* start Working data *

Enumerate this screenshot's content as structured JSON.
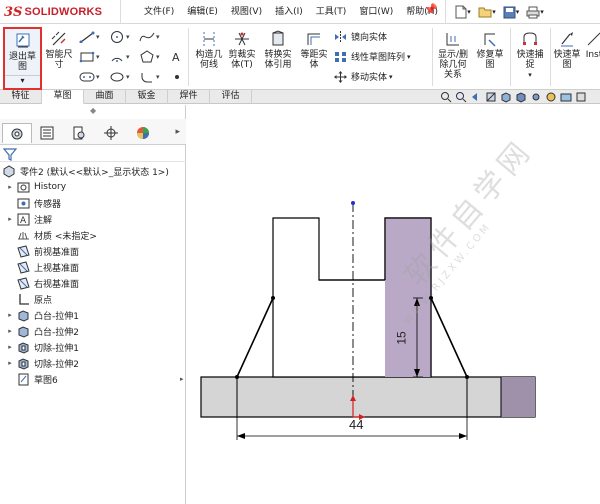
{
  "app": {
    "brand_prefix": "3S",
    "brand_name": "SOLIDWORKS"
  },
  "menu": [
    "文件(F)",
    "编辑(E)",
    "视图(V)",
    "插入(I)",
    "工具(T)",
    "窗口(W)",
    "帮助(H)"
  ],
  "ribbon": {
    "exit_sketch": "退出草\n图",
    "smart_dim": "智能尺\n寸",
    "trim_entities": "剪裁实\n体(T)",
    "construction_geometry": "构造几\n何线",
    "convert_entities": "转换实\n体引用",
    "offset_entities": "等距实\n体",
    "mirror_entities": "镜向实体",
    "linear_pattern": "线性草图阵列",
    "move_entities": "移动实体",
    "display_relations": "显示/删\n除几何\n关系",
    "repair_sketch": "修复草\n图",
    "quick_snaps": "快速捕\n捉",
    "rapid_sketch": "快速草\n图",
    "instant2d": "Inst"
  },
  "tabs": [
    "特征",
    "草图",
    "曲面",
    "钣金",
    "焊件",
    "评估"
  ],
  "active_tab": "草图",
  "tree": {
    "part": "零件2 (默认<<默认>_显示状态 1>)",
    "items": [
      {
        "label": "History",
        "expandable": true,
        "icon": "history-icon"
      },
      {
        "label": "传感器",
        "expandable": false,
        "icon": "sensor-icon"
      },
      {
        "label": "注解",
        "expandable": true,
        "icon": "annotation-icon"
      },
      {
        "label": "材质 <未指定>",
        "expandable": false,
        "icon": "material-icon"
      },
      {
        "label": "前视基准面",
        "expandable": false,
        "icon": "plane-icon"
      },
      {
        "label": "上视基准面",
        "expandable": false,
        "icon": "plane-icon"
      },
      {
        "label": "右视基准面",
        "expandable": false,
        "icon": "plane-icon"
      },
      {
        "label": "原点",
        "expandable": false,
        "icon": "origin-icon"
      },
      {
        "label": "凸台-拉伸1",
        "expandable": true,
        "icon": "boss-extrude-icon"
      },
      {
        "label": "凸台-拉伸2",
        "expandable": true,
        "icon": "boss-extrude-icon"
      },
      {
        "label": "切除-拉伸1",
        "expandable": true,
        "icon": "cut-extrude-icon"
      },
      {
        "label": "切除-拉伸2",
        "expandable": true,
        "icon": "cut-extrude-icon"
      },
      {
        "label": "草图6",
        "expandable": false,
        "icon": "sketch-icon"
      }
    ]
  },
  "dimensions": {
    "vertical": "15",
    "horizontal": "44"
  },
  "watermark": {
    "text": "软件自学网",
    "url": "WWW.RJZXW.COM"
  },
  "colors": {
    "highlight_box": "#e03030",
    "accent": "#3c6fb5",
    "cylinder": "#b9a9c7"
  }
}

* end Working data *

-- Exercise details --
Transcribe all of the records above character for character. Exclude the pictures.

-- Solution for this problem --
Enumerate this screenshot's content as structured JSON.
{
  "app": {
    "brand_prefix": "3S",
    "brand_name": "SOLIDWORKS"
  },
  "menu": [
    "文件(F)",
    "编辑(E)",
    "视图(V)",
    "插入(I)",
    "工具(T)",
    "窗口(W)",
    "帮助(H)"
  ],
  "ribbon": {
    "exit_sketch": "退出草\n图",
    "smart_dim": "智能尺\n寸",
    "trim_entities": "剪裁实\n体(T)",
    "construction_geometry": "构造几\n何线",
    "convert_entities": "转换实\n体引用",
    "offset_entities": "等距实\n体",
    "mirror_entities": "镜向实体",
    "linear_pattern": "线性草图阵列",
    "move_entities": "移动实体",
    "display_relations": "显示/删\n除几何\n关系",
    "repair_sketch": "修复草\n图",
    "quick_snaps": "快速捕\n捉",
    "rapid_sketch": "快速草\n图",
    "instant2d": "Inst"
  },
  "tabs": [
    "特征",
    "草图",
    "曲面",
    "钣金",
    "焊件",
    "评估"
  ],
  "active_tab": "草图",
  "tree": {
    "part": "零件2 (默认<<默认>_显示状态 1>)",
    "items": [
      {
        "label": "History",
        "expandable": true,
        "icon": "history-icon"
      },
      {
        "label": "传感器",
        "expandable": false,
        "icon": "sensor-icon"
      },
      {
        "label": "注解",
        "expandable": true,
        "icon": "annotation-icon"
      },
      {
        "label": "材质 <未指定>",
        "expandable": false,
        "icon": "material-icon"
      },
      {
        "label": "前视基准面",
        "expandable": false,
        "icon": "plane-icon"
      },
      {
        "label": "上视基准面",
        "expandable": false,
        "icon": "plane-icon"
      },
      {
        "label": "右视基准面",
        "expandable": false,
        "icon": "plane-icon"
      },
      {
        "label": "原点",
        "expandable": false,
        "icon": "origin-icon"
      },
      {
        "label": "凸台-拉伸1",
        "expandable": true,
        "icon": "boss-extrude-icon"
      },
      {
        "label": "凸台-拉伸2",
        "expandable": true,
        "icon": "boss-extrude-icon"
      },
      {
        "label": "切除-拉伸1",
        "expandable": true,
        "icon": "cut-extrude-icon"
      },
      {
        "label": "切除-拉伸2",
        "expandable": true,
        "icon": "cut-extrude-icon"
      },
      {
        "label": "草图6",
        "expandable": false,
        "icon": "sketch-icon"
      }
    ]
  },
  "dimensions": {
    "vertical": "15",
    "horizontal": "44"
  },
  "watermark": {
    "text": "软件自学网",
    "url": "WWW.RJZXW.COM"
  },
  "colors": {
    "highlight_box": "#e03030",
    "accent": "#3c6fb5",
    "cylinder": "#b9a9c7"
  }
}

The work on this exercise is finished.